What the task requires - Set down, word for word, the stretch of lines from the one containing "OCR this image." to the end of the records below.

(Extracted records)
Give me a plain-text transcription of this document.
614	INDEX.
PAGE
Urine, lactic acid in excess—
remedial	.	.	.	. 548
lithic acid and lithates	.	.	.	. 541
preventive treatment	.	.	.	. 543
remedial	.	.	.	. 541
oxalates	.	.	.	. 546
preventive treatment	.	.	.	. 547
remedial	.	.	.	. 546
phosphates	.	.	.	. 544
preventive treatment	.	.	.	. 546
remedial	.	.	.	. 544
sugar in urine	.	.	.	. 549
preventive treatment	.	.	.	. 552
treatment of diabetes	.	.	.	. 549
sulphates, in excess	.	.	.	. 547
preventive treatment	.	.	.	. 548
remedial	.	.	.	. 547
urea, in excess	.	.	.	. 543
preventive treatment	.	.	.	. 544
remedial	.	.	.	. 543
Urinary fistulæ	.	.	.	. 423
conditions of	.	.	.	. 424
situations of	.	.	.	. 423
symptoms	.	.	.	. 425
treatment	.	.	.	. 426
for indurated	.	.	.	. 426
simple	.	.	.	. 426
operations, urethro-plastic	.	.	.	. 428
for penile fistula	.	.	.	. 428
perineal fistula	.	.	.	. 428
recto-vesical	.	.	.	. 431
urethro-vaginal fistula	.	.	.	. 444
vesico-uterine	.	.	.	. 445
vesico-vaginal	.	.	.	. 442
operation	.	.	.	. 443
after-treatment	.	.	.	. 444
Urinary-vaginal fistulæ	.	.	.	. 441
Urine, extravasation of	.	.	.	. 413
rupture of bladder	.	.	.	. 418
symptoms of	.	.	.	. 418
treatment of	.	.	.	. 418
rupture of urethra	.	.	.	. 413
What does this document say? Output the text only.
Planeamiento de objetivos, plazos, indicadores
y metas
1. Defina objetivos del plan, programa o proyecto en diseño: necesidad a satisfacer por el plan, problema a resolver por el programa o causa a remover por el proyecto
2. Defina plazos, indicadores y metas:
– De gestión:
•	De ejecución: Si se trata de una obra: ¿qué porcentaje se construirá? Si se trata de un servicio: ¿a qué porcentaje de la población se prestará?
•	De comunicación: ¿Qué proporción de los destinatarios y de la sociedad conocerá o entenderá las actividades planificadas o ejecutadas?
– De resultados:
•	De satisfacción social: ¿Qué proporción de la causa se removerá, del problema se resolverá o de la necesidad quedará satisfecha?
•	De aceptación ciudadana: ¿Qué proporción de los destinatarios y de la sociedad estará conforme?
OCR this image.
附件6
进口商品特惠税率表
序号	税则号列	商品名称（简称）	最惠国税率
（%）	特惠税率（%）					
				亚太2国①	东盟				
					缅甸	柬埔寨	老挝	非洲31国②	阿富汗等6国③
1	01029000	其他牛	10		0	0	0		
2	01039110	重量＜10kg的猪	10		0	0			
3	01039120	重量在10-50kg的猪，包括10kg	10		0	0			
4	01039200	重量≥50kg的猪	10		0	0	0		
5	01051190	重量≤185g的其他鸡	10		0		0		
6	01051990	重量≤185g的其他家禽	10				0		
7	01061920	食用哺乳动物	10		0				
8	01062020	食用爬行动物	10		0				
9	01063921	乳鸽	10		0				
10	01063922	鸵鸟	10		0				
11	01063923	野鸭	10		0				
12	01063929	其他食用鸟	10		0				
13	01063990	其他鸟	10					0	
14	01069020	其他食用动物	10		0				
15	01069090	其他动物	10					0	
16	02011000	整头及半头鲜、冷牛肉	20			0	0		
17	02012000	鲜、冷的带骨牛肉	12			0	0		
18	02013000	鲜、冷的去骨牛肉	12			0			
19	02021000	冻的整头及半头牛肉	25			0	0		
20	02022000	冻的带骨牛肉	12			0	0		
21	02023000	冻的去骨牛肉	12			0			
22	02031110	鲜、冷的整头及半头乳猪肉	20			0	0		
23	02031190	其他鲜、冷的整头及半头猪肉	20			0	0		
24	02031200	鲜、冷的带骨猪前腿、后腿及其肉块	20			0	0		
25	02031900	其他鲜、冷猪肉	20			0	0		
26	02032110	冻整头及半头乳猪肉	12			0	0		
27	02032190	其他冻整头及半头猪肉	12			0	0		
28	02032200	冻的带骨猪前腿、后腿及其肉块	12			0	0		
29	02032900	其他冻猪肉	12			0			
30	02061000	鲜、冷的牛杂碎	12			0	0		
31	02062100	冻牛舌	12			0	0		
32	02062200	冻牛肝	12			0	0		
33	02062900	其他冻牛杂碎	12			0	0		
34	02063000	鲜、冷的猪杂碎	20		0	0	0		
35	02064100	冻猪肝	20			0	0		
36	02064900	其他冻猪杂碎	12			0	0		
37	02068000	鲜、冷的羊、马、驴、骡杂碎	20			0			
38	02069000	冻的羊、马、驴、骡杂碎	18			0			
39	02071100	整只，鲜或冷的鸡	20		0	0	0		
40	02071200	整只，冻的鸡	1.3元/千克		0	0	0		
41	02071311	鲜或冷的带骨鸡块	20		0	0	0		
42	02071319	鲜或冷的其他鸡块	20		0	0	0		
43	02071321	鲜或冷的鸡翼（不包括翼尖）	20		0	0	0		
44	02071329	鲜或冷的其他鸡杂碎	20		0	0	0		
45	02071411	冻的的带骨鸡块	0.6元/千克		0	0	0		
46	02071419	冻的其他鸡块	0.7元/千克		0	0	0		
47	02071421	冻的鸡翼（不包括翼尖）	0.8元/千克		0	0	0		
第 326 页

Result of the exercise -
OCR this image.
附件6
进口商品特惠税率表
序号	税则号列	商品名称（简称）	最惠国税率
（%）	特惠税率（%）					
				亚太2国①	东盟				
					缅甸	柬埔寨	老挝	非洲31国②	阿富汗等6国③
1	01029000	其他牛	10		0	0	0		
2	01039110	重量＜10kg的猪	10		0	0			
3	01039120	重量在10-50kg的猪，包括10kg	10		0	0			
4	01039200	重量≥50kg的猪	10		0	0	0		
5	01051190	重量≤185g的其他鸡	10		0		0		
6	01051990	重量≤185g的其他家禽	10				0		
7	01061920	食用哺乳动物	10		0				
8	01062020	食用爬行动物	10		0				
9	01063921	乳鸽	10		0				
10	01063922	鸵鸟	10		0				
11	01063923	野鸭	10		0				
12	01063929	其他食用鸟	10		0				
13	01063990	其他鸟	10					0	
14	01069020	其他食用动物	10		0				
15	01069090	其他动物	10					0	
16	02011000	整头及半头鲜、冷牛肉	20			0	0		
17	02012000	鲜、冷的带骨牛肉	12			0	0		
18	02013000	鲜、冷的去骨牛肉	12			0			
19	02021000	冻的整头及半头牛肉	25			0	0		
20	02022000	冻的带骨牛肉	12			0	0		
21	02023000	冻的去骨牛肉	12			0			
22	02031110	鲜、冷的整头及半头乳猪肉	20			0	0		
23	02031190	其他鲜、冷的整头及半头猪肉	20			0	0		
24	02031200	鲜、冷的带骨猪前腿、后腿及其肉块	20			0	0		
25	02031900	其他鲜、冷猪肉	20			0	0		
26	02032110	冻整头及半头乳猪肉	12			0	0		
27	02032190	其他冻整头及半头猪肉	12			0	0		
28	02032200	冻的带骨猪前腿、后腿及其肉块	12			0	0		
29	02032900	其他冻猪肉	12			0			
30	02061000	鲜、冷的牛杂碎	12			0	0		
31	02062100	冻牛舌	12			0	0		
32	02062200	冻牛肝	12			0	0		
33	02062900	其他冻牛杂碎	12			0	0		
34	02063000	鲜、冷的猪杂碎	20		0	0	0		
35	02064100	冻猪肝	20			0	0		
36	02064900	其他冻猪杂碎	12			0	0		
37	02068000	鲜、冷的羊、马、驴、骡杂碎	20			0			
38	02069000	冻的羊、马、驴、骡杂碎	18			0			
39	02071100	整只，鲜或冷的鸡	20		0	0	0		
40	02071200	整只，冻的鸡	1.3元/千克		0	0	0		
41	02071311	鲜或冷的带骨鸡块	20		0	0	0		
42	02071319	鲜或冷的其他鸡块	20		0	0	0		
43	02071321	鲜或冷的鸡翼（不包括翼尖）	20		0	0	0		
44	02071329	鲜或冷的其他鸡杂碎	20		0	0	0		
45	02071411	冻的的带骨鸡块	0.6元/千克		0	0	0		
46	02071419	冻的其他鸡块	0.7元/千克		0	0	0		
47	02071421	冻的鸡翼（不包括翼尖）	0.8元/千克		0	0	0		
第 326 页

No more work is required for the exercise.